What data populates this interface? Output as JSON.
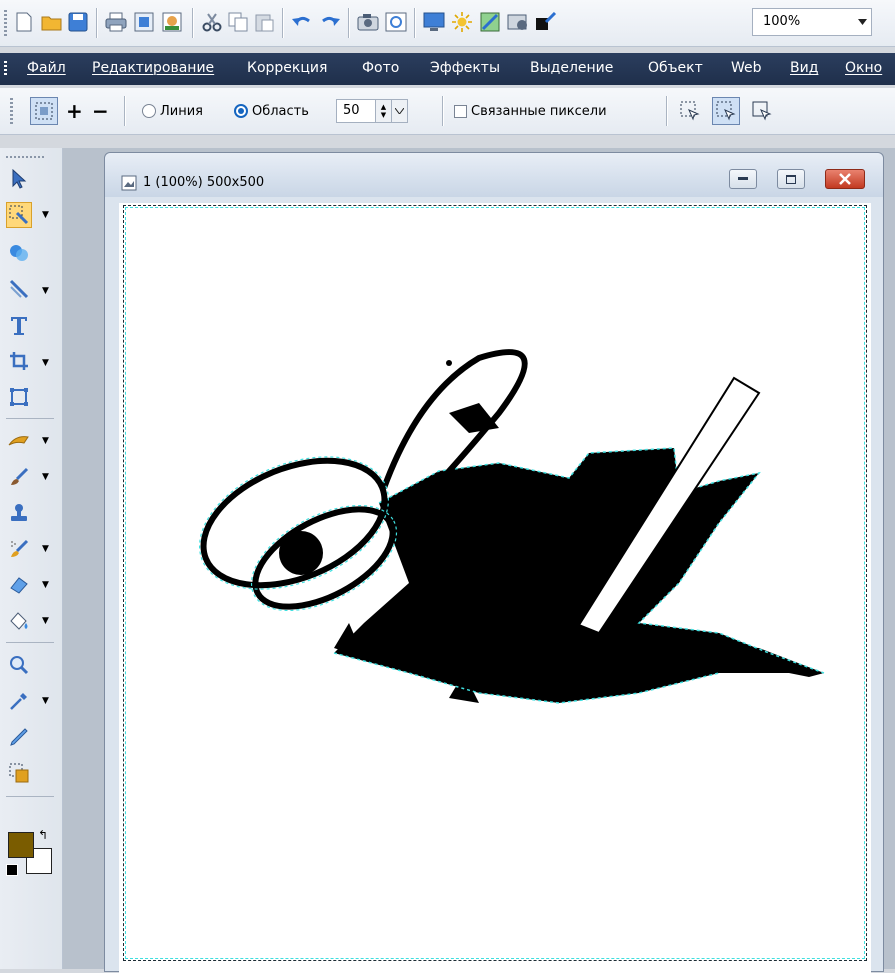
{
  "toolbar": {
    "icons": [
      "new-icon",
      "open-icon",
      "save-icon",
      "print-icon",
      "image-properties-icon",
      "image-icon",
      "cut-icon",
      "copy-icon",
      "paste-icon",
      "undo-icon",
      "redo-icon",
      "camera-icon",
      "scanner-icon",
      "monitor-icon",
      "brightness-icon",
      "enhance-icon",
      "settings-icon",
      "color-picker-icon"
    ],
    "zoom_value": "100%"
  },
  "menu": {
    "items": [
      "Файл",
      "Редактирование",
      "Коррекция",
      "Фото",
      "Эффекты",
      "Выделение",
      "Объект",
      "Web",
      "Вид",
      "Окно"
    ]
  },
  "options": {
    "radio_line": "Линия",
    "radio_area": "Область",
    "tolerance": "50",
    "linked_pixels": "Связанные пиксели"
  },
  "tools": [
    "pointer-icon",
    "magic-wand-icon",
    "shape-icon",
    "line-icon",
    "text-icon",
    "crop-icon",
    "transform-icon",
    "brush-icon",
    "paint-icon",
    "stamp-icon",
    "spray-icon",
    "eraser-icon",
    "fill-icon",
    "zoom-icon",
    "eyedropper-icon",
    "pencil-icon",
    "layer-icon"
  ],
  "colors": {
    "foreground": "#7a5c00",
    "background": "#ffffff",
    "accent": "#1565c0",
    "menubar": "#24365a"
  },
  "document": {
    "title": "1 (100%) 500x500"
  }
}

Prompt: Every entry must be reproduced exactly, with the images left out.

Written answer:
What data populates this interface? Output as JSON.
{
  "toolbar": {
    "icons": [
      "new-icon",
      "open-icon",
      "save-icon",
      "print-icon",
      "image-properties-icon",
      "image-icon",
      "cut-icon",
      "copy-icon",
      "paste-icon",
      "undo-icon",
      "redo-icon",
      "camera-icon",
      "scanner-icon",
      "monitor-icon",
      "brightness-icon",
      "enhance-icon",
      "settings-icon",
      "color-picker-icon"
    ],
    "zoom_value": "100%"
  },
  "menu": {
    "items": [
      "Файл",
      "Редактирование",
      "Коррекция",
      "Фото",
      "Эффекты",
      "Выделение",
      "Объект",
      "Web",
      "Вид",
      "Окно"
    ]
  },
  "options": {
    "radio_line": "Линия",
    "radio_area": "Область",
    "tolerance": "50",
    "linked_pixels": "Связанные пиксели"
  },
  "tools": [
    "pointer-icon",
    "magic-wand-icon",
    "shape-icon",
    "line-icon",
    "text-icon",
    "crop-icon",
    "transform-icon",
    "brush-icon",
    "paint-icon",
    "stamp-icon",
    "spray-icon",
    "eraser-icon",
    "fill-icon",
    "zoom-icon",
    "eyedropper-icon",
    "pencil-icon",
    "layer-icon"
  ],
  "colors": {
    "foreground": "#7a5c00",
    "background": "#ffffff",
    "accent": "#1565c0",
    "menubar": "#24365a"
  },
  "document": {
    "title": "1 (100%) 500x500"
  }
}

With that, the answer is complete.